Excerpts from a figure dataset

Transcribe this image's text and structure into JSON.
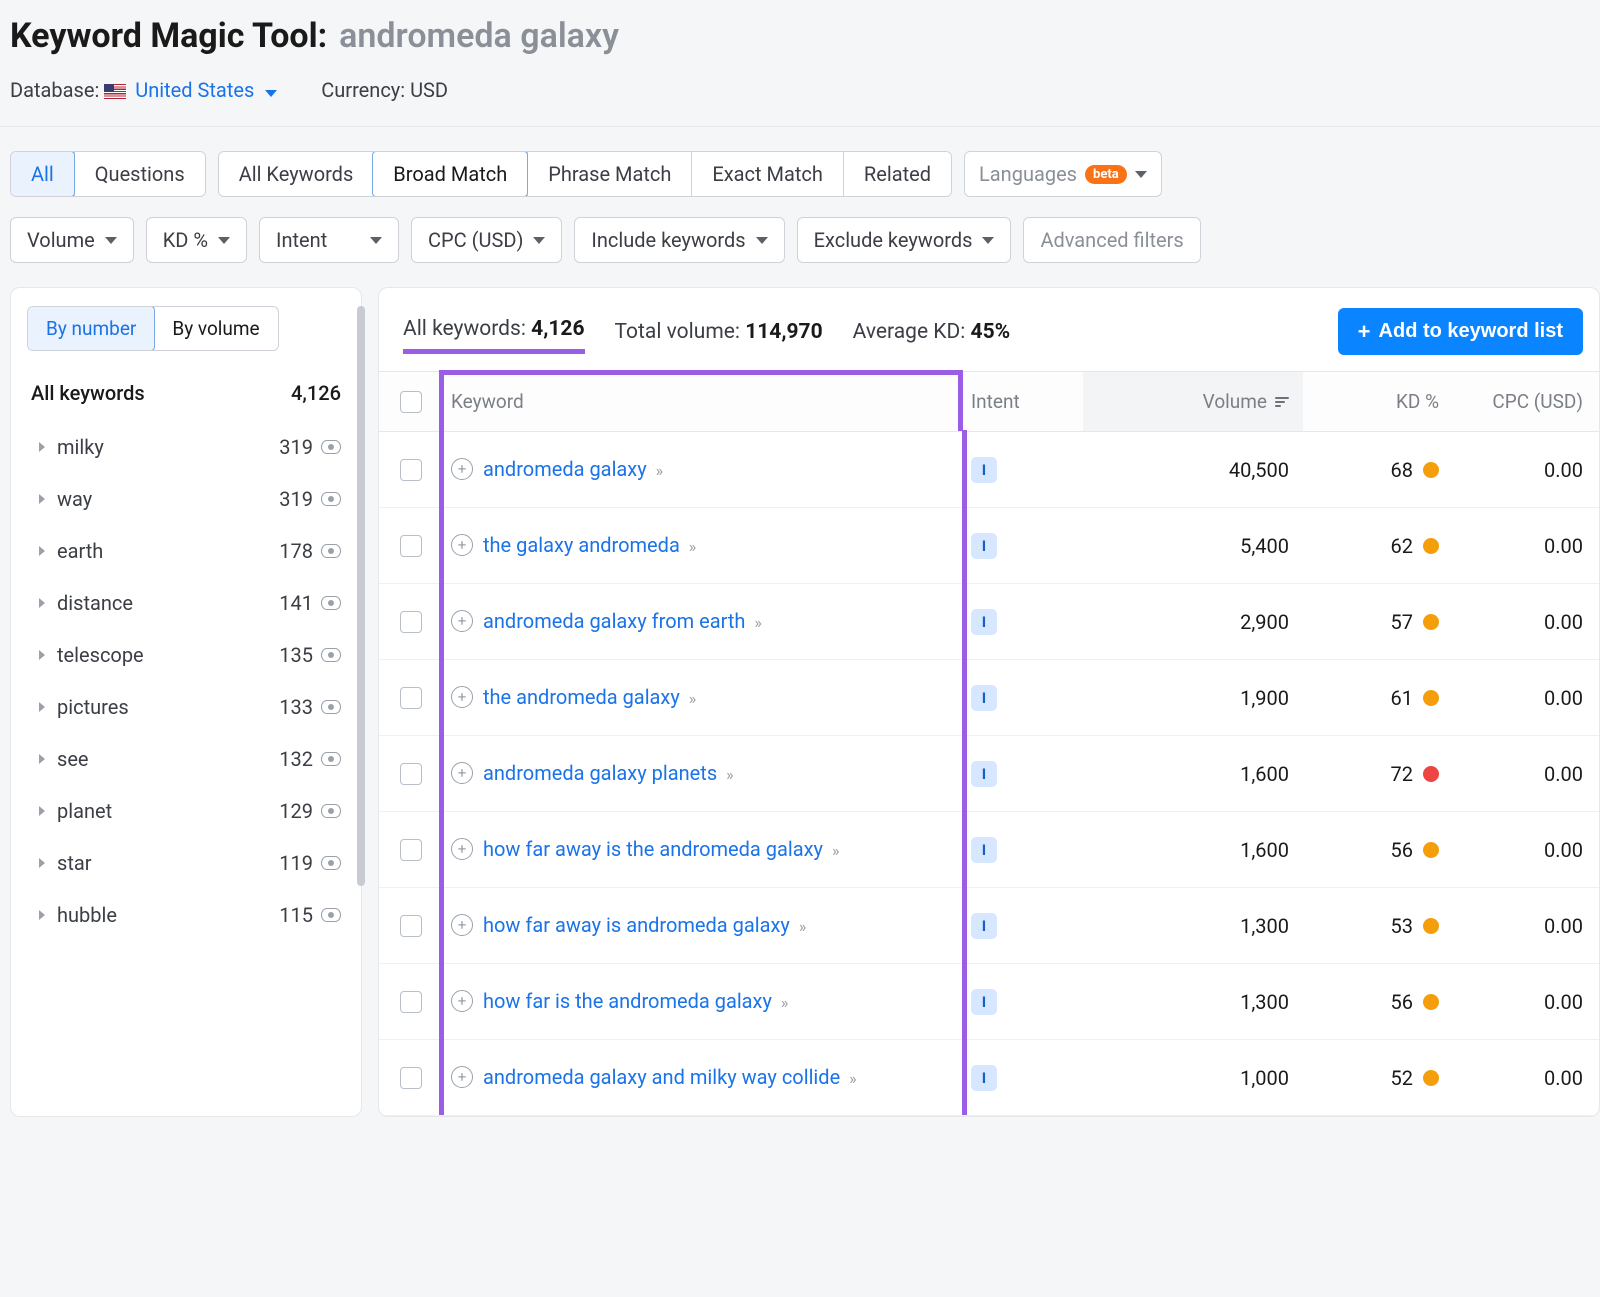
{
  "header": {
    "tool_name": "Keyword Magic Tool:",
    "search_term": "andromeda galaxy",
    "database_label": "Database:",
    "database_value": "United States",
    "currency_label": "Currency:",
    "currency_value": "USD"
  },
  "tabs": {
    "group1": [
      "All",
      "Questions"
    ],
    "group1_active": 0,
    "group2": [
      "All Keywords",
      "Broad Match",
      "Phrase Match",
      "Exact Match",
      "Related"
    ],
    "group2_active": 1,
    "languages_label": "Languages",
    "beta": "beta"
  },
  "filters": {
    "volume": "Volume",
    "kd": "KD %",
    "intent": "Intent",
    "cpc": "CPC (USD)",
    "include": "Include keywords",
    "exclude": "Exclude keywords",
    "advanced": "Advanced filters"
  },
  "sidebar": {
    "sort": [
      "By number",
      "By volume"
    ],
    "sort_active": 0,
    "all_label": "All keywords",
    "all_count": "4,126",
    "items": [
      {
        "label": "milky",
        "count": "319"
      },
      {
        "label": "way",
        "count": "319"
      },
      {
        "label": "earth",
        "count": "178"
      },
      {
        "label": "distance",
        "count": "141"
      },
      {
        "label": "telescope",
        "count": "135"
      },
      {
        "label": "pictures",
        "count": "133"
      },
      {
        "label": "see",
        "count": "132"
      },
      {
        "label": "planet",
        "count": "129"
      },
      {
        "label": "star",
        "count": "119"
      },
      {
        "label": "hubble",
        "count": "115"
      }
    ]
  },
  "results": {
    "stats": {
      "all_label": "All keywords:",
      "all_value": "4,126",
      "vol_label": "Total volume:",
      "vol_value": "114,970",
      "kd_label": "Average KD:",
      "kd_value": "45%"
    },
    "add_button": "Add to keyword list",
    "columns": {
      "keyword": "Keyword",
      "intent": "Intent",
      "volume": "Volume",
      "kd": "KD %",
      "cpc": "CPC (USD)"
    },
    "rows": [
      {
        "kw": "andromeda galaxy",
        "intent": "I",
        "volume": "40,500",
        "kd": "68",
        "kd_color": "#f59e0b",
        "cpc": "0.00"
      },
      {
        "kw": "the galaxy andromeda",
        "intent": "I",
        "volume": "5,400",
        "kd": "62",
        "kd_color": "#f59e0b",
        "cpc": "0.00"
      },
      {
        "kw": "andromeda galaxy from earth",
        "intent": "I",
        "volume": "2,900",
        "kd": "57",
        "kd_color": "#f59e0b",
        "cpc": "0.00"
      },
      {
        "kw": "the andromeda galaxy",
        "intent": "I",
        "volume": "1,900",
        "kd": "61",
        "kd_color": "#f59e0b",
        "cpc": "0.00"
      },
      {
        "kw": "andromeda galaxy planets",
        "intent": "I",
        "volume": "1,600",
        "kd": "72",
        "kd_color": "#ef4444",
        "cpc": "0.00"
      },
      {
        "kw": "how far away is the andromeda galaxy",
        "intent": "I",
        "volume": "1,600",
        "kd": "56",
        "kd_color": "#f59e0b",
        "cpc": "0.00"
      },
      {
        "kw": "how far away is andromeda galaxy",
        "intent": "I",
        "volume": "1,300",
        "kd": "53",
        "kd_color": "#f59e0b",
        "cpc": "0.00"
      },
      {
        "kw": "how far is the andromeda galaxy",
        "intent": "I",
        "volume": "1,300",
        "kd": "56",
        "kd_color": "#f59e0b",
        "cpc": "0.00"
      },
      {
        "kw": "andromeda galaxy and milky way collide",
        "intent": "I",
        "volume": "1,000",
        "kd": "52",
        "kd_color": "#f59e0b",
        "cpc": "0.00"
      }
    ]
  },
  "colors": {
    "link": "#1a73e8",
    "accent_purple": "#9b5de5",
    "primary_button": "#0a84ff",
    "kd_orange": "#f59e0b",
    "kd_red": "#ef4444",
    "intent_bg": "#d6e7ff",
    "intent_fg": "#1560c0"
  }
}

Exercise task: In the listing, find every line containing the word "Match" and list it.

Response to this exercise:
      "Broad Match",
      "Phrase Match",
      "Exact Match",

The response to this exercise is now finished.